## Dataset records

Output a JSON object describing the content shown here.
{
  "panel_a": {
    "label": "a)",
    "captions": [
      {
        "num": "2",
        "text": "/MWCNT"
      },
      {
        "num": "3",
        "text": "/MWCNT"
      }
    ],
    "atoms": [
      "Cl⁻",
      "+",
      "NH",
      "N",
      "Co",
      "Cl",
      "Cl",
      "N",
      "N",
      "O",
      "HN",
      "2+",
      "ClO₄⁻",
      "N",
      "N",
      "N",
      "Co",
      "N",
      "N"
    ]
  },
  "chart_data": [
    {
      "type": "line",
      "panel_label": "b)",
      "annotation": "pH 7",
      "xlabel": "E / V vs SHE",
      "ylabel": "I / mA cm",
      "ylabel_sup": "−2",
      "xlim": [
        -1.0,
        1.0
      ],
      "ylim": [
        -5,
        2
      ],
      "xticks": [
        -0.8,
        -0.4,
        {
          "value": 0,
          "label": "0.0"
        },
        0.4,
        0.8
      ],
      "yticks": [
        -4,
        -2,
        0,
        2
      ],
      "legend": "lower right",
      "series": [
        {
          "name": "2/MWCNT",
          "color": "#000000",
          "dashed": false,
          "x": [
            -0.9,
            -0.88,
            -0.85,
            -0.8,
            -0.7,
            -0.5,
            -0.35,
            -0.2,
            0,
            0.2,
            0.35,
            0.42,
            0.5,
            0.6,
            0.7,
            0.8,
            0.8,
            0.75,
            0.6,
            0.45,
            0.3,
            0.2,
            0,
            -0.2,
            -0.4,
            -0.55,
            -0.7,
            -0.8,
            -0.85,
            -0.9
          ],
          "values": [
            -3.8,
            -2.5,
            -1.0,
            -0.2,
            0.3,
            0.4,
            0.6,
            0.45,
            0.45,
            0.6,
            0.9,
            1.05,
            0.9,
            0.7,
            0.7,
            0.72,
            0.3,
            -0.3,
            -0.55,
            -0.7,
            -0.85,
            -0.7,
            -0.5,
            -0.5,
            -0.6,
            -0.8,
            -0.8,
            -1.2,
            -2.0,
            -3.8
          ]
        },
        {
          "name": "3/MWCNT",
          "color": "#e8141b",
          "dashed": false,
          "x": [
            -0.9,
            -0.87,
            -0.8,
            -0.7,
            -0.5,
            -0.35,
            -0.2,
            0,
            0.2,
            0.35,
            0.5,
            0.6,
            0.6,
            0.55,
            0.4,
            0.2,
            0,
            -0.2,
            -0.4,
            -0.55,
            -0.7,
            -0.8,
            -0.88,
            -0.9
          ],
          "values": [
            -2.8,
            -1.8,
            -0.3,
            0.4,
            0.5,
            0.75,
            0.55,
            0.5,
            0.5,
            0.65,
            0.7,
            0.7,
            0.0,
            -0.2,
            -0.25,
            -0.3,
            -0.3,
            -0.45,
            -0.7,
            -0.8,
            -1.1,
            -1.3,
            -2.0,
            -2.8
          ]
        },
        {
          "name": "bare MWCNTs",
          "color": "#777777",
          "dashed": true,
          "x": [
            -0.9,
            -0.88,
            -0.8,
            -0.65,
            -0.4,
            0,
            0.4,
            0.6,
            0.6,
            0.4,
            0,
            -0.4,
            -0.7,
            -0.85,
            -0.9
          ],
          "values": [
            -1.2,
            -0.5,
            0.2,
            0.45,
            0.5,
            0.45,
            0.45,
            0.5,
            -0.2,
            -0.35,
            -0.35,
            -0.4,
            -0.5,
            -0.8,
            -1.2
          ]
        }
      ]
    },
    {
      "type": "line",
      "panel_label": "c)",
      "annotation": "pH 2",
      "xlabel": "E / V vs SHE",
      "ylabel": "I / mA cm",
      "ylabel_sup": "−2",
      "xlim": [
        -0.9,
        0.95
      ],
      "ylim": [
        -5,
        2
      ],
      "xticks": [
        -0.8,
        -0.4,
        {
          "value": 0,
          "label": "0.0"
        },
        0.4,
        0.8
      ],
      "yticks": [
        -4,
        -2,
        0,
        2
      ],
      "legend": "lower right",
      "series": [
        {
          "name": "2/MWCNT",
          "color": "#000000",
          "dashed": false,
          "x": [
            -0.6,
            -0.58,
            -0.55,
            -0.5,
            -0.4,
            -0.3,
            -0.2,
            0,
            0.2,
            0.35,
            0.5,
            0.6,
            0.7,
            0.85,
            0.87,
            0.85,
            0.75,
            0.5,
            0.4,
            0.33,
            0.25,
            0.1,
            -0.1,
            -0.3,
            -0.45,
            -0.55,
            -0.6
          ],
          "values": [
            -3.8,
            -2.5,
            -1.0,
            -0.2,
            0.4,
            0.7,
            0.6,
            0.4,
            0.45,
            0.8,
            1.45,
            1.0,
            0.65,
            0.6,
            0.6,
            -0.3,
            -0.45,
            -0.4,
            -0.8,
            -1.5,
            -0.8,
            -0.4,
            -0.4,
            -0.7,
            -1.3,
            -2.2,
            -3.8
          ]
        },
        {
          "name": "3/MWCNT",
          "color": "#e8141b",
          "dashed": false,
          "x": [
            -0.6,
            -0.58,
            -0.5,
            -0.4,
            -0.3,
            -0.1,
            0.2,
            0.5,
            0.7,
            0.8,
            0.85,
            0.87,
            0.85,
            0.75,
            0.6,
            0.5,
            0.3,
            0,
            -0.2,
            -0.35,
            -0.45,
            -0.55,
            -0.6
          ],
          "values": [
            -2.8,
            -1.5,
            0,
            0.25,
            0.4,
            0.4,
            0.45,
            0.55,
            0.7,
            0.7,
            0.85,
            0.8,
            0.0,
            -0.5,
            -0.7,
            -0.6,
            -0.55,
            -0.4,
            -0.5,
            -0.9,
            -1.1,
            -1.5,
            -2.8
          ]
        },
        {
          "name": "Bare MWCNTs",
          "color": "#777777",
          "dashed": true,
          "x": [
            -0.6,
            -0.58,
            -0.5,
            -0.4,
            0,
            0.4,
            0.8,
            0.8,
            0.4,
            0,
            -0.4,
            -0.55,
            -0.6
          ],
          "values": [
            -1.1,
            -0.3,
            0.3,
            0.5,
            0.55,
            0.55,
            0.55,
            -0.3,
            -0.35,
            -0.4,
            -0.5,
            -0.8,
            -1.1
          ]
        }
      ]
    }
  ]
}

## EXERCISE
Take the data above and return it exactly.

## WRITTEN REPLY
Output a JSON object describing the content shown here.
{
  "panel_a": {
    "label": "a)",
    "captions": [
      {
        "num": "2",
        "text": "/MWCNT"
      },
      {
        "num": "3",
        "text": "/MWCNT"
      }
    ],
    "atoms": [
      "Cl⁻",
      "+",
      "NH",
      "N",
      "Co",
      "Cl",
      "Cl",
      "N",
      "N",
      "O",
      "HN",
      "2+",
      "ClO₄⁻",
      "N",
      "N",
      "N",
      "Co",
      "N",
      "N"
    ]
  },
  "chart_data": [
    {
      "type": "line",
      "panel_label": "b)",
      "annotation": "pH 7",
      "xlabel": "E / V vs SHE",
      "ylabel": "I / mA cm",
      "ylabel_sup": "−2",
      "xlim": [
        -1.0,
        1.0
      ],
      "ylim": [
        -5,
        2
      ],
      "xticks": [
        -0.8,
        -0.4,
        {
          "value": 0,
          "label": "0.0"
        },
        0.4,
        0.8
      ],
      "yticks": [
        -4,
        -2,
        0,
        2
      ],
      "legend": "lower right",
      "series": [
        {
          "name": "2/MWCNT",
          "color": "#000000",
          "dashed": false,
          "x": [
            -0.9,
            -0.88,
            -0.85,
            -0.8,
            -0.7,
            -0.5,
            -0.35,
            -0.2,
            0,
            0.2,
            0.35,
            0.42,
            0.5,
            0.6,
            0.7,
            0.8,
            0.8,
            0.75,
            0.6,
            0.45,
            0.3,
            0.2,
            0,
            -0.2,
            -0.4,
            -0.55,
            -0.7,
            -0.8,
            -0.85,
            -0.9
          ],
          "values": [
            -3.8,
            -2.5,
            -1.0,
            -0.2,
            0.3,
            0.4,
            0.6,
            0.45,
            0.45,
            0.6,
            0.9,
            1.05,
            0.9,
            0.7,
            0.7,
            0.72,
            0.3,
            -0.3,
            -0.55,
            -0.7,
            -0.85,
            -0.7,
            -0.5,
            -0.5,
            -0.6,
            -0.8,
            -0.8,
            -1.2,
            -2.0,
            -3.8
          ]
        },
        {
          "name": "3/MWCNT",
          "color": "#e8141b",
          "dashed": false,
          "x": [
            -0.9,
            -0.87,
            -0.8,
            -0.7,
            -0.5,
            -0.35,
            -0.2,
            0,
            0.2,
            0.35,
            0.5,
            0.6,
            0.6,
            0.55,
            0.4,
            0.2,
            0,
            -0.2,
            -0.4,
            -0.55,
            -0.7,
            -0.8,
            -0.88,
            -0.9
          ],
          "values": [
            -2.8,
            -1.8,
            -0.3,
            0.4,
            0.5,
            0.75,
            0.55,
            0.5,
            0.5,
            0.65,
            0.7,
            0.7,
            0.0,
            -0.2,
            -0.25,
            -0.3,
            -0.3,
            -0.45,
            -0.7,
            -0.8,
            -1.1,
            -1.3,
            -2.0,
            -2.8
          ]
        },
        {
          "name": "bare MWCNTs",
          "color": "#777777",
          "dashed": true,
          "x": [
            -0.9,
            -0.88,
            -0.8,
            -0.65,
            -0.4,
            0,
            0.4,
            0.6,
            0.6,
            0.4,
            0,
            -0.4,
            -0.7,
            -0.85,
            -0.9
          ],
          "values": [
            -1.2,
            -0.5,
            0.2,
            0.45,
            0.5,
            0.45,
            0.45,
            0.5,
            -0.2,
            -0.35,
            -0.35,
            -0.4,
            -0.5,
            -0.8,
            -1.2
          ]
        }
      ]
    },
    {
      "type": "line",
      "panel_label": "c)",
      "annotation": "pH 2",
      "xlabel": "E / V vs SHE",
      "ylabel": "I / mA cm",
      "ylabel_sup": "−2",
      "xlim": [
        -0.9,
        0.95
      ],
      "ylim": [
        -5,
        2
      ],
      "xticks": [
        -0.8,
        -0.4,
        {
          "value": 0,
          "label": "0.0"
        },
        0.4,
        0.8
      ],
      "yticks": [
        -4,
        -2,
        0,
        2
      ],
      "legend": "lower right",
      "series": [
        {
          "name": "2/MWCNT",
          "color": "#000000",
          "dashed": false,
          "x": [
            -0.6,
            -0.58,
            -0.55,
            -0.5,
            -0.4,
            -0.3,
            -0.2,
            0,
            0.2,
            0.35,
            0.5,
            0.6,
            0.7,
            0.85,
            0.87,
            0.85,
            0.75,
            0.5,
            0.4,
            0.33,
            0.25,
            0.1,
            -0.1,
            -0.3,
            -0.45,
            -0.55,
            -0.6
          ],
          "values": [
            -3.8,
            -2.5,
            -1.0,
            -0.2,
            0.4,
            0.7,
            0.6,
            0.4,
            0.45,
            0.8,
            1.45,
            1.0,
            0.65,
            0.6,
            0.6,
            -0.3,
            -0.45,
            -0.4,
            -0.8,
            -1.5,
            -0.8,
            -0.4,
            -0.4,
            -0.7,
            -1.3,
            -2.2,
            -3.8
          ]
        },
        {
          "name": "3/MWCNT",
          "color": "#e8141b",
          "dashed": false,
          "x": [
            -0.6,
            -0.58,
            -0.5,
            -0.4,
            -0.3,
            -0.1,
            0.2,
            0.5,
            0.7,
            0.8,
            0.85,
            0.87,
            0.85,
            0.75,
            0.6,
            0.5,
            0.3,
            0,
            -0.2,
            -0.35,
            -0.45,
            -0.55,
            -0.6
          ],
          "values": [
            -2.8,
            -1.5,
            0,
            0.25,
            0.4,
            0.4,
            0.45,
            0.55,
            0.7,
            0.7,
            0.85,
            0.8,
            0.0,
            -0.5,
            -0.7,
            -0.6,
            -0.55,
            -0.4,
            -0.5,
            -0.9,
            -1.1,
            -1.5,
            -2.8
          ]
        },
        {
          "name": "Bare MWCNTs",
          "color": "#777777",
          "dashed": true,
          "x": [
            -0.6,
            -0.58,
            -0.5,
            -0.4,
            0,
            0.4,
            0.8,
            0.8,
            0.4,
            0,
            -0.4,
            -0.55,
            -0.6
          ],
          "values": [
            -1.1,
            -0.3,
            0.3,
            0.5,
            0.55,
            0.55,
            0.55,
            -0.3,
            -0.35,
            -0.4,
            -0.5,
            -0.8,
            -1.1
          ]
        }
      ]
    }
  ]
}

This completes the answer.